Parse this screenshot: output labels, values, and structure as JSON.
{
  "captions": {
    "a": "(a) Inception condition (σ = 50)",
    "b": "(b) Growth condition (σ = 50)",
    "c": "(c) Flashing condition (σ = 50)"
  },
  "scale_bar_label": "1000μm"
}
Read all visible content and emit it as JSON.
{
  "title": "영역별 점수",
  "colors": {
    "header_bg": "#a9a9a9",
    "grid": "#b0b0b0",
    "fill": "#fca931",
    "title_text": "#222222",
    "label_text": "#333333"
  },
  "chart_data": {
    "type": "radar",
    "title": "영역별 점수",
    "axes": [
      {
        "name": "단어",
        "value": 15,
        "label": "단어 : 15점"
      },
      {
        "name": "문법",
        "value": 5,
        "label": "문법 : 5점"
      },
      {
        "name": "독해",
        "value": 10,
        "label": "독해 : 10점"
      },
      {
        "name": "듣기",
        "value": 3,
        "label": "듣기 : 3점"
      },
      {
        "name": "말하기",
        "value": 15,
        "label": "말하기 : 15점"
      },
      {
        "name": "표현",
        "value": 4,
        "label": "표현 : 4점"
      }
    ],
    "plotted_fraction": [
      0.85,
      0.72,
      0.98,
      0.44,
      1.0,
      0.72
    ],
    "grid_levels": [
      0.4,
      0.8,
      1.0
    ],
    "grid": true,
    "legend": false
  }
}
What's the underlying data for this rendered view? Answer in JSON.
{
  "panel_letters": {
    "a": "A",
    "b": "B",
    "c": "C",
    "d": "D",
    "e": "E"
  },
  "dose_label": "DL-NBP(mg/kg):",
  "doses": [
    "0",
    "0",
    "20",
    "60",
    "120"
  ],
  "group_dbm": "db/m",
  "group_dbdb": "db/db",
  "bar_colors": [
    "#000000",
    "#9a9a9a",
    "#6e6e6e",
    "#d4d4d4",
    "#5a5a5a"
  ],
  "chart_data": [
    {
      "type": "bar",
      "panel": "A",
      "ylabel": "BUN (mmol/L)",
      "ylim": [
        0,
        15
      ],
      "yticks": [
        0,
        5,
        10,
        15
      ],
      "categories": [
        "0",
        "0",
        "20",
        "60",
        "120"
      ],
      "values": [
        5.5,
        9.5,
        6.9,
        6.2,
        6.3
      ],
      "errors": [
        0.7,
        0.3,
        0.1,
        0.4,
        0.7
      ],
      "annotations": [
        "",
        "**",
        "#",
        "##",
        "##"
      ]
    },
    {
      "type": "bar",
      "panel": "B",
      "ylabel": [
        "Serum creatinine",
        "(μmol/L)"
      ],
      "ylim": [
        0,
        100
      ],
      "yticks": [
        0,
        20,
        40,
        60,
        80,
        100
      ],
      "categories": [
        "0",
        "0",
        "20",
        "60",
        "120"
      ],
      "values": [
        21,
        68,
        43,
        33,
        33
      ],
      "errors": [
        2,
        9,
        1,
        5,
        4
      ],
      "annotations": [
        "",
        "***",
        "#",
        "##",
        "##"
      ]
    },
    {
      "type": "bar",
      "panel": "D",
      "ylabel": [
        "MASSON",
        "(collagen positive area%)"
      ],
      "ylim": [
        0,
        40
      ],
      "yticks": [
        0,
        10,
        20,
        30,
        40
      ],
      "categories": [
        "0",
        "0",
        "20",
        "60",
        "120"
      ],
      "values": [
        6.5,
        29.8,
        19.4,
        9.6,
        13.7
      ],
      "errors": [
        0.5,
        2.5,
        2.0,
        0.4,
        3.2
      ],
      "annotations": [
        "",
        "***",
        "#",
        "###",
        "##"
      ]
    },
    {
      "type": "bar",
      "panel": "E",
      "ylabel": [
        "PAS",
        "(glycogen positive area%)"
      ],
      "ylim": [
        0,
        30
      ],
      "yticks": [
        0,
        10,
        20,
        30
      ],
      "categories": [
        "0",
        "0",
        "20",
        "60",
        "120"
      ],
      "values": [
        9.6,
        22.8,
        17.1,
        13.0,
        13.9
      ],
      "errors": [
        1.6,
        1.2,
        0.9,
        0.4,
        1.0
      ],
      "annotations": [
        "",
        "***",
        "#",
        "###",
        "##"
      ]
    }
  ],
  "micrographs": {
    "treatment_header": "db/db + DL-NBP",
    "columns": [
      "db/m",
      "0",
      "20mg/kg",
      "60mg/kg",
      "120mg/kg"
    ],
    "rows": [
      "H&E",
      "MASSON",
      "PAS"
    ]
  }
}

————————

The records above should be repeated in full, exactly as given.

Parse this screenshot: output labels, values, and structure as JSON.
{
  "captions": {
    "a": "(a) Inception condition (σ = 50)",
    "b": "(b) Growth condition (σ = 50)",
    "c": "(c) Flashing condition (σ = 50)"
  },
  "scale_bar_label": "1000μm"
}
Read all visible content and emit it as JSON.
{
  "title": "영역별 점수",
  "colors": {
    "header_bg": "#a9a9a9",
    "grid": "#b0b0b0",
    "fill": "#fca931",
    "title_text": "#222222",
    "label_text": "#333333"
  },
  "chart_data": {
    "type": "radar",
    "title": "영역별 점수",
    "axes": [
      {
        "name": "단어",
        "value": 15,
        "label": "단어 : 15점"
      },
      {
        "name": "문법",
        "value": 5,
        "label": "문법 : 5점"
      },
      {
        "name": "독해",
        "value": 10,
        "label": "독해 : 10점"
      },
      {
        "name": "듣기",
        "value": 3,
        "label": "듣기 : 3점"
      },
      {
        "name": "말하기",
        "value": 15,
        "label": "말하기 : 15점"
      },
      {
        "name": "표현",
        "value": 4,
        "label": "표현 : 4점"
      }
    ],
    "plotted_fraction": [
      0.85,
      0.72,
      0.98,
      0.44,
      1.0,
      0.72
    ],
    "grid_levels": [
      0.4,
      0.8,
      1.0
    ],
    "grid": true,
    "legend": false
  }
}
What's the underlying data for this rendered view? Answer in JSON.
{
  "panel_letters": {
    "a": "A",
    "b": "B",
    "c": "C",
    "d": "D",
    "e": "E"
  },
  "dose_label": "DL-NBP(mg/kg):",
  "doses": [
    "0",
    "0",
    "20",
    "60",
    "120"
  ],
  "group_dbm": "db/m",
  "group_dbdb": "db/db",
  "bar_colors": [
    "#000000",
    "#9a9a9a",
    "#6e6e6e",
    "#d4d4d4",
    "#5a5a5a"
  ],
  "chart_data": [
    {
      "type": "bar",
      "panel": "A",
      "ylabel": "BUN (mmol/L)",
      "ylim": [
        0,
        15
      ],
      "yticks": [
        0,
        5,
        10,
        15
      ],
      "categories": [
        "0",
        "0",
        "20",
        "60",
        "120"
      ],
      "values": [
        5.5,
        9.5,
        6.9,
        6.2,
        6.3
      ],
      "errors": [
        0.7,
        0.3,
        0.1,
        0.4,
        0.7
      ],
      "annotations": [
        "",
        "**",
        "#",
        "##",
        "##"
      ]
    },
    {
      "type": "bar",
      "panel": "B",
      "ylabel": [
        "Serum creatinine",
        "(μmol/L)"
      ],
      "ylim": [
        0,
        100
      ],
      "yticks": [
        0,
        20,
        40,
        60,
        80,
        100
      ],
      "categories": [
        "0",
        "0",
        "20",
        "60",
        "120"
      ],
      "values": [
        21,
        68,
        43,
        33,
        33
      ],
      "errors": [
        2,
        9,
        1,
        5,
        4
      ],
      "annotations": [
        "",
        "***",
        "#",
        "##",
        "##"
      ]
    },
    {
      "type": "bar",
      "panel": "D",
      "ylabel": [
        "MASSON",
        "(collagen positive area%)"
      ],
      "ylim": [
        0,
        40
      ],
      "yticks": [
        0,
        10,
        20,
        30,
        40
      ],
      "categories": [
        "0",
        "0",
        "20",
        "60",
        "120"
      ],
      "values": [
        6.5,
        29.8,
        19.4,
        9.6,
        13.7
      ],
      "errors": [
        0.5,
        2.5,
        2.0,
        0.4,
        3.2
      ],
      "annotations": [
        "",
        "***",
        "#",
        "###",
        "##"
      ]
    },
    {
      "type": "bar",
      "panel": "E",
      "ylabel": [
        "PAS",
        "(glycogen positive area%)"
      ],
      "ylim": [
        0,
        30
      ],
      "yticks": [
        0,
        10,
        20,
        30
      ],
      "categories": [
        "0",
        "0",
        "20",
        "60",
        "120"
      ],
      "values": [
        9.6,
        22.8,
        17.1,
        13.0,
        13.9
      ],
      "errors": [
        1.6,
        1.2,
        0.9,
        0.4,
        1.0
      ],
      "annotations": [
        "",
        "***",
        "#",
        "###",
        "##"
      ]
    }
  ],
  "micrographs": {
    "treatment_header": "db/db + DL-NBP",
    "columns": [
      "db/m",
      "0",
      "20mg/kg",
      "60mg/kg",
      "120mg/kg"
    ],
    "rows": [
      "H&E",
      "MASSON",
      "PAS"
    ]
  }
}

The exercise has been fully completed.